---- DATASET CONTENT
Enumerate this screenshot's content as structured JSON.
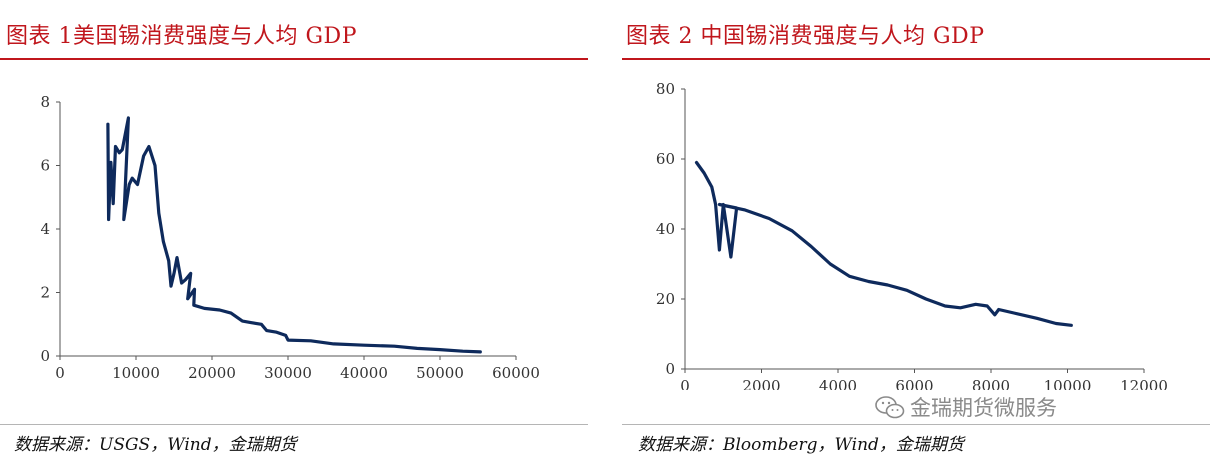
{
  "panels": [
    {
      "title": "图表 1美国锡消费强度与人均 GDP",
      "source": "数据来源：USGS，Wind，金瑞期货"
    },
    {
      "title": "图表 2 中国锡消费强度与人均 GDP",
      "source": "数据来源：Bloomberg，Wind，金瑞期货"
    }
  ],
  "watermark": {
    "text": "金瑞期货微服务",
    "icon": "wechat-icon"
  },
  "colors": {
    "accent": "#c0161c",
    "series": "#0e2a5c",
    "axis": "#555555"
  },
  "chart_data": [
    {
      "type": "line",
      "title": "",
      "xlabel": "",
      "ylabel": "",
      "xlim": [
        0,
        60000
      ],
      "ylim": [
        0,
        8
      ],
      "xticks": [
        "0",
        "10000",
        "20000",
        "30000",
        "40000",
        "50000",
        "60000"
      ],
      "yticks": [
        "0",
        "2",
        "4",
        "6",
        "8"
      ],
      "grid": false,
      "series": [
        {
          "values": [
            [
              6300,
              7.3
            ],
            [
              6400,
              4.3
            ],
            [
              6700,
              6.1
            ],
            [
              7000,
              4.8
            ],
            [
              7300,
              6.6
            ],
            [
              7800,
              6.4
            ],
            [
              8200,
              6.5
            ],
            [
              9000,
              7.5
            ],
            [
              8400,
              4.3
            ],
            [
              9100,
              5.4
            ],
            [
              9500,
              5.6
            ],
            [
              10200,
              5.4
            ],
            [
              11000,
              6.3
            ],
            [
              11700,
              6.6
            ],
            [
              12500,
              6.0
            ],
            [
              13000,
              4.5
            ],
            [
              13600,
              3.6
            ],
            [
              14300,
              3.0
            ],
            [
              14600,
              2.2
            ],
            [
              15000,
              2.6
            ],
            [
              15400,
              3.1
            ],
            [
              16000,
              2.3
            ],
            [
              16500,
              2.4
            ],
            [
              17200,
              2.6
            ],
            [
              16800,
              1.8
            ],
            [
              17700,
              2.1
            ],
            [
              17600,
              1.6
            ],
            [
              19000,
              1.5
            ],
            [
              21000,
              1.45
            ],
            [
              22500,
              1.35
            ],
            [
              24000,
              1.1
            ],
            [
              25200,
              1.05
            ],
            [
              26500,
              1.0
            ],
            [
              27200,
              0.8
            ],
            [
              28500,
              0.75
            ],
            [
              29700,
              0.65
            ],
            [
              30000,
              0.5
            ],
            [
              33000,
              0.48
            ],
            [
              36000,
              0.38
            ],
            [
              40000,
              0.34
            ],
            [
              44000,
              0.31
            ],
            [
              47000,
              0.24
            ],
            [
              50000,
              0.2
            ],
            [
              53000,
              0.15
            ],
            [
              55300,
              0.13
            ]
          ]
        }
      ]
    },
    {
      "type": "line",
      "title": "",
      "xlabel": "",
      "ylabel": "",
      "xlim": [
        0,
        12000
      ],
      "ylim": [
        0,
        80
      ],
      "xticks": [
        "0",
        "2000",
        "4000",
        "6000",
        "8000",
        "10000",
        "12000"
      ],
      "yticks": [
        "0",
        "20",
        "40",
        "60",
        "80"
      ],
      "grid": false,
      "series": [
        {
          "values": [
            [
              300,
              59
            ],
            [
              500,
              56
            ],
            [
              700,
              52
            ],
            [
              800,
              47
            ],
            [
              900,
              34
            ],
            [
              1000,
              47
            ],
            [
              1200,
              32
            ],
            [
              1350,
              46
            ],
            [
              900,
              47
            ],
            [
              1550,
              45.5
            ],
            [
              2200,
              43
            ],
            [
              2800,
              39.5
            ],
            [
              3300,
              35
            ],
            [
              3800,
              30
            ],
            [
              4300,
              26.5
            ],
            [
              4800,
              25
            ],
            [
              5300,
              24
            ],
            [
              5800,
              22.5
            ],
            [
              6300,
              20
            ],
            [
              6800,
              18
            ],
            [
              7200,
              17.5
            ],
            [
              7600,
              18.5
            ],
            [
              7900,
              18
            ],
            [
              8100,
              15.5
            ],
            [
              8200,
              17
            ],
            [
              8600,
              16
            ],
            [
              9200,
              14.5
            ],
            [
              9700,
              13
            ],
            [
              10100,
              12.5
            ]
          ]
        }
      ]
    }
  ]
}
--------
> **PROBLEM TO SOLVE**
Copy each line of the listing that includes "title".

> **EXERCISE OUTPUT**
      "title": "图表 1美国锡消费强度与人均 GDP",
      "title": "图表 2 中国锡消费强度与人均 GDP",
      "title": "",
      "title": "",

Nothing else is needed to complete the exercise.